--- start Information shown ---

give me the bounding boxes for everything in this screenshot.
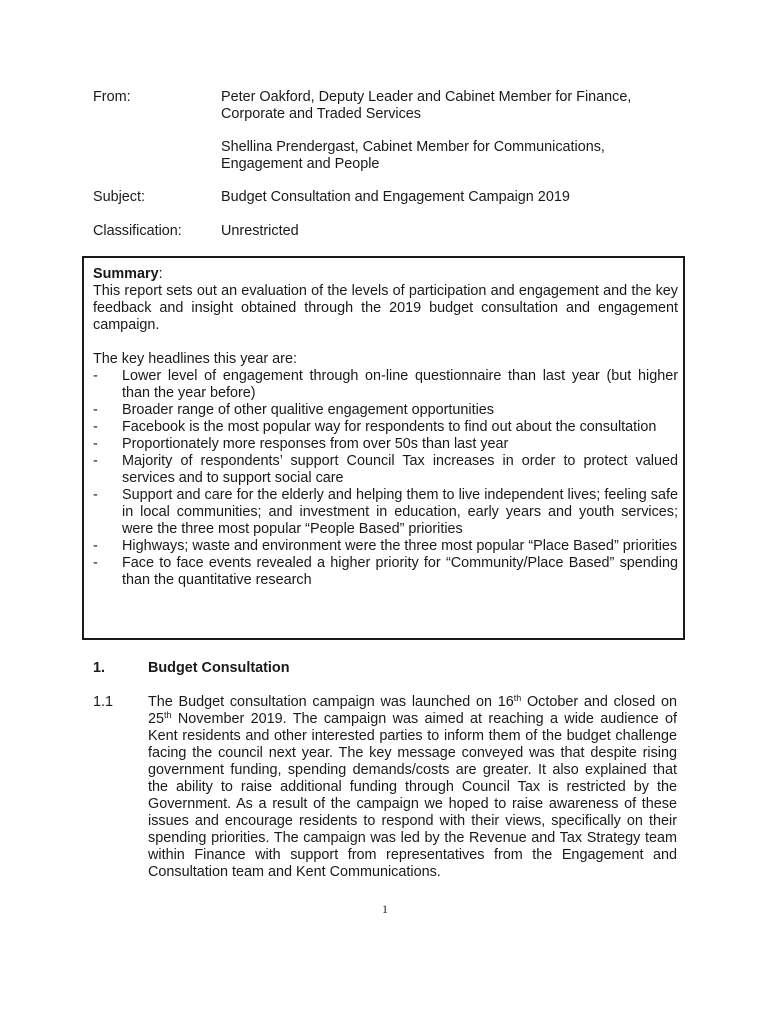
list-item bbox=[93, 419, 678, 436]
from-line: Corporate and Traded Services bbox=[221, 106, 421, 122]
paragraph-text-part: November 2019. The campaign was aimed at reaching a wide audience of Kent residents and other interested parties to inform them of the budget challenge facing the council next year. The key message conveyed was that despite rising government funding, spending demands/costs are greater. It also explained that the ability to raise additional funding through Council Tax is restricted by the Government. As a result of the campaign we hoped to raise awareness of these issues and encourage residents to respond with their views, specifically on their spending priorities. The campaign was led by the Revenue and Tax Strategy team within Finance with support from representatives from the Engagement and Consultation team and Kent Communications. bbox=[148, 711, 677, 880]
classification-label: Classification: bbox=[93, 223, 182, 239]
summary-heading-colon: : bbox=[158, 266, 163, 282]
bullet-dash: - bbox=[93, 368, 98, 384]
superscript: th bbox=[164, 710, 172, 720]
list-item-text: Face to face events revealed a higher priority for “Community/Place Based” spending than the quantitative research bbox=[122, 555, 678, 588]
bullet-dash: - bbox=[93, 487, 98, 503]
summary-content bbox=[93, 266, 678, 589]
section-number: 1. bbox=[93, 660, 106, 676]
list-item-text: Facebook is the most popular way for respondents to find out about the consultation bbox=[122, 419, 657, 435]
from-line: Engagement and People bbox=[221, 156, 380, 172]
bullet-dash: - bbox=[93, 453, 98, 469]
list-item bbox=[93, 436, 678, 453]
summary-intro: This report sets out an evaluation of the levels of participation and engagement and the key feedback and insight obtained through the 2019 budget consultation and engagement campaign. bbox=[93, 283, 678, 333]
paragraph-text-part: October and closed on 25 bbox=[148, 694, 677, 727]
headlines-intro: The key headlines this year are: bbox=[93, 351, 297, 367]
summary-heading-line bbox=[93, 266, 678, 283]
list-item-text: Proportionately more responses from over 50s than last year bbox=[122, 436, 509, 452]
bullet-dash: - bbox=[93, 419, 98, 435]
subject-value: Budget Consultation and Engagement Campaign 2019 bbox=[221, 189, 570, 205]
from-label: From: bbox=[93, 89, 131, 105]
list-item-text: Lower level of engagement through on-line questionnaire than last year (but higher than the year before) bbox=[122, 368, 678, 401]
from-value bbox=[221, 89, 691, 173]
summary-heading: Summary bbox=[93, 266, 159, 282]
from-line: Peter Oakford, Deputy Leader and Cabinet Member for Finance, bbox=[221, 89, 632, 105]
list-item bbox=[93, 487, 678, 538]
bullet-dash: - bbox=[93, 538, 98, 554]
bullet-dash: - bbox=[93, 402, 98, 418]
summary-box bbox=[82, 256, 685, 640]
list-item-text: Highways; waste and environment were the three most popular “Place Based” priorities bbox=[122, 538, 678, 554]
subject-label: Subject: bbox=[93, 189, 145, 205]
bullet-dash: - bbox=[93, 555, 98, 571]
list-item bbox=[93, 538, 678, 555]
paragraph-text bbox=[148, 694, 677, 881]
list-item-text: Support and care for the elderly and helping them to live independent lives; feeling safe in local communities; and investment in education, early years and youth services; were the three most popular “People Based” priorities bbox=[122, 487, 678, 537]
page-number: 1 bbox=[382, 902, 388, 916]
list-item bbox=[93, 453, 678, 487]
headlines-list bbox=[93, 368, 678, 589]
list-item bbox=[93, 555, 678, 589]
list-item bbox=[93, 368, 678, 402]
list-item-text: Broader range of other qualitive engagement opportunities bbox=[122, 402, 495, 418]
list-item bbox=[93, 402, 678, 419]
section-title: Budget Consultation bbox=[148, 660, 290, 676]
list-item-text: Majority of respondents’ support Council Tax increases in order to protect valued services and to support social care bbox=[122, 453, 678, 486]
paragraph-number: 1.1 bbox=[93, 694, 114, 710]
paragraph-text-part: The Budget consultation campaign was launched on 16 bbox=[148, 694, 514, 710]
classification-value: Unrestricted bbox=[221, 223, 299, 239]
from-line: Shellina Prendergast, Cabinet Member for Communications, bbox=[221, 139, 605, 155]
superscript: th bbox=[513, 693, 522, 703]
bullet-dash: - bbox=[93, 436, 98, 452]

--- end Information shown ---
--- start Information shown ---

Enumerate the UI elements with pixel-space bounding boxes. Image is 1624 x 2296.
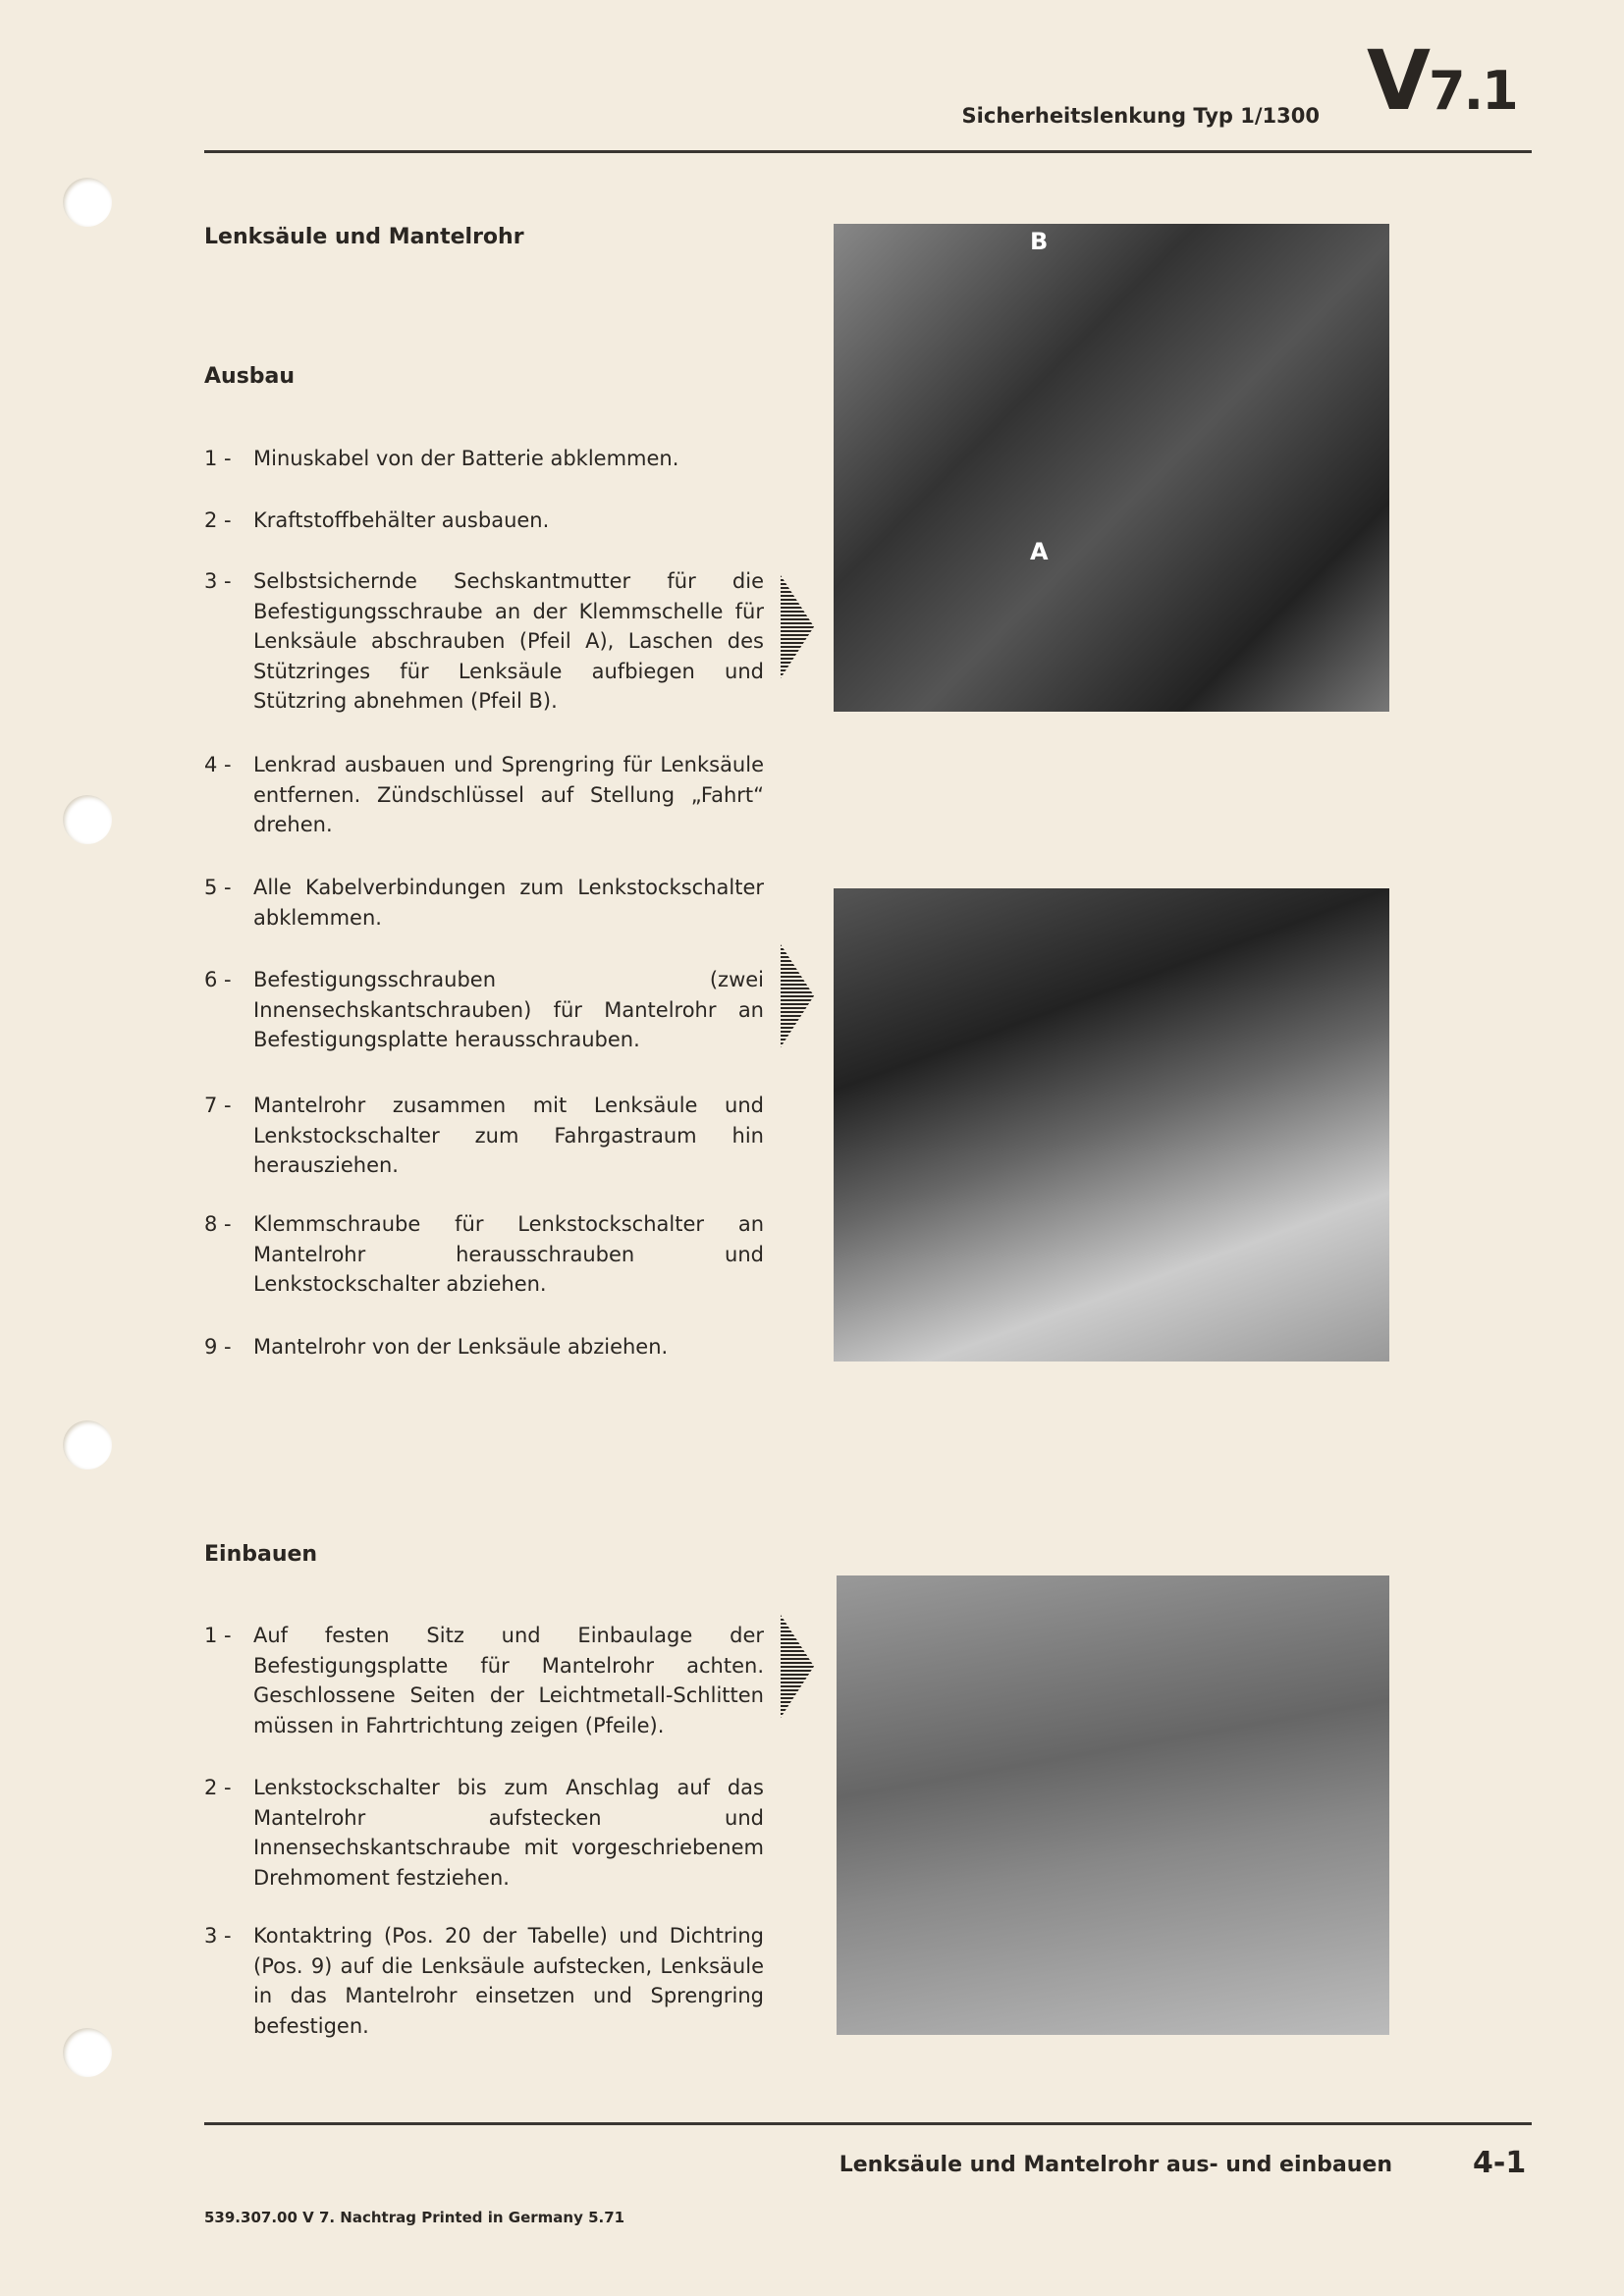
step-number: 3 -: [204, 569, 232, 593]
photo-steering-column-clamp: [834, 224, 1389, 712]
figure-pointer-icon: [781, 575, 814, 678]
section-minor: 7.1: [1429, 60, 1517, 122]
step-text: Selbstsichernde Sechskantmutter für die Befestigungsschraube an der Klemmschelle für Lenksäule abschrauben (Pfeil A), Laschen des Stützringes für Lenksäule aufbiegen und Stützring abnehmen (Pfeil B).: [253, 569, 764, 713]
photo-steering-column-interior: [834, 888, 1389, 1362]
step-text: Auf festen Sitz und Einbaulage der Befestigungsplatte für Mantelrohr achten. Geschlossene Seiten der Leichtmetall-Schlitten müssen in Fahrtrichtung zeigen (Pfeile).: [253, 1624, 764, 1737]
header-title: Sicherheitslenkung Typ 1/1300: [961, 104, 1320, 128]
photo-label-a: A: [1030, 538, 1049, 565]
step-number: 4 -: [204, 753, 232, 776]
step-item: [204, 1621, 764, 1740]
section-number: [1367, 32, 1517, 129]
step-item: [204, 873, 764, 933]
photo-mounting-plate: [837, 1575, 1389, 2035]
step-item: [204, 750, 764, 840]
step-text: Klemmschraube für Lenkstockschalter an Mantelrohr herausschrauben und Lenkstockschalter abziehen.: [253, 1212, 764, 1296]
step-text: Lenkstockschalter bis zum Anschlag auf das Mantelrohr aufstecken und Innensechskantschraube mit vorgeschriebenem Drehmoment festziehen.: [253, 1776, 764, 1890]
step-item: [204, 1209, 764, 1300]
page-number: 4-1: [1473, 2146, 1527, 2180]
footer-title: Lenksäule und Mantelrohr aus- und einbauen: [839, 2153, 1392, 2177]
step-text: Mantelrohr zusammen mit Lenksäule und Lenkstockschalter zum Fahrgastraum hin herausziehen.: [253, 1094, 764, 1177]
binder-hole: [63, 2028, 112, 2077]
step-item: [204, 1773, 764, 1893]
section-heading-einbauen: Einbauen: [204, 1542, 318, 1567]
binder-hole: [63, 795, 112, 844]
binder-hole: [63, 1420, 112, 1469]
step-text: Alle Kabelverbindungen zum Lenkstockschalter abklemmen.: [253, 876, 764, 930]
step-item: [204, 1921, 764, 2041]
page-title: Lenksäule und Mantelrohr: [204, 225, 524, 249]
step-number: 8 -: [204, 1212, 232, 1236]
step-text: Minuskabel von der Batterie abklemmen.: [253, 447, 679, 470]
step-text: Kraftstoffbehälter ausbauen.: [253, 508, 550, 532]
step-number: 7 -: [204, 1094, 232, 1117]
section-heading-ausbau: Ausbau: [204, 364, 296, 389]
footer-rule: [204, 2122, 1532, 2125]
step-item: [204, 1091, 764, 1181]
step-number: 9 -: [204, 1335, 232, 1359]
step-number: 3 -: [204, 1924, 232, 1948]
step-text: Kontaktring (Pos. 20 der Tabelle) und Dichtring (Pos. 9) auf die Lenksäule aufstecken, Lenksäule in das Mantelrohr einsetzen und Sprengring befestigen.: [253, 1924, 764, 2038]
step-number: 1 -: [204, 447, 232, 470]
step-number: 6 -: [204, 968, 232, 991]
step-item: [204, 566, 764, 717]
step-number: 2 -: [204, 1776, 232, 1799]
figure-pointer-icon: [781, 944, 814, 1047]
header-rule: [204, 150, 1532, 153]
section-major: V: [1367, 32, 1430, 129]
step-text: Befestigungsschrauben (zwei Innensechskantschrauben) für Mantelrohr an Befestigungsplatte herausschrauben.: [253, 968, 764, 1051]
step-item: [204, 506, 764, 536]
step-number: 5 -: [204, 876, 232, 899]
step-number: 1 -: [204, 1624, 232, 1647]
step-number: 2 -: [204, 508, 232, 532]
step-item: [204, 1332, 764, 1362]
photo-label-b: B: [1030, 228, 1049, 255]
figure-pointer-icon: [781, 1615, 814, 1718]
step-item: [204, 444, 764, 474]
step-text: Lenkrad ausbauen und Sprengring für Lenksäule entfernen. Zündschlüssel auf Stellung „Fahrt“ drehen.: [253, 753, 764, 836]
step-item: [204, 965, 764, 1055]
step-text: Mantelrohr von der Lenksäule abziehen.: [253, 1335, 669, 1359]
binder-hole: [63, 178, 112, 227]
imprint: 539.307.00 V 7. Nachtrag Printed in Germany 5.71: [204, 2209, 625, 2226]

--- end Information shown ---

Copy out the entries above word for word, starting with the line that contains "step-number: 3 -: [204, 569, 232, 593]" and going on through the line that contains "step-item: [204, 873, 764, 933]", including both of those lines.

** Response to this task **
step-number: 3 -: [204, 569, 232, 593]
photo-steering-column-clamp: [834, 224, 1389, 712]
figure-pointer-icon: [781, 575, 814, 678]
section-minor: 7.1: [1429, 60, 1517, 122]
step-text: Selbstsichernde Sechskantmutter für die Befestigungsschraube an der Klemmschelle für Lenksäule abschrauben (Pfeil A), Laschen des Stützringes für Lenksäule aufbiegen und Stützring abnehmen (Pfeil B).: [253, 569, 764, 713]
photo-steering-column-interior: [834, 888, 1389, 1362]
step-text: Auf festen Sitz und Einbaulage der Befestigungsplatte für Mantelrohr achten. Geschlossene Seiten der Leichtmetall-Schlitten müssen in Fahrtrichtung zeigen (Pfeile).: [253, 1624, 764, 1737]
header-title: Sicherheitslenkung Typ 1/1300: [961, 104, 1320, 128]
photo-label-a: A: [1030, 538, 1049, 565]
step-number: 4 -: [204, 753, 232, 776]
step-item: [204, 1621, 764, 1740]
section-number: [1367, 32, 1517, 129]
step-item: [204, 873, 764, 933]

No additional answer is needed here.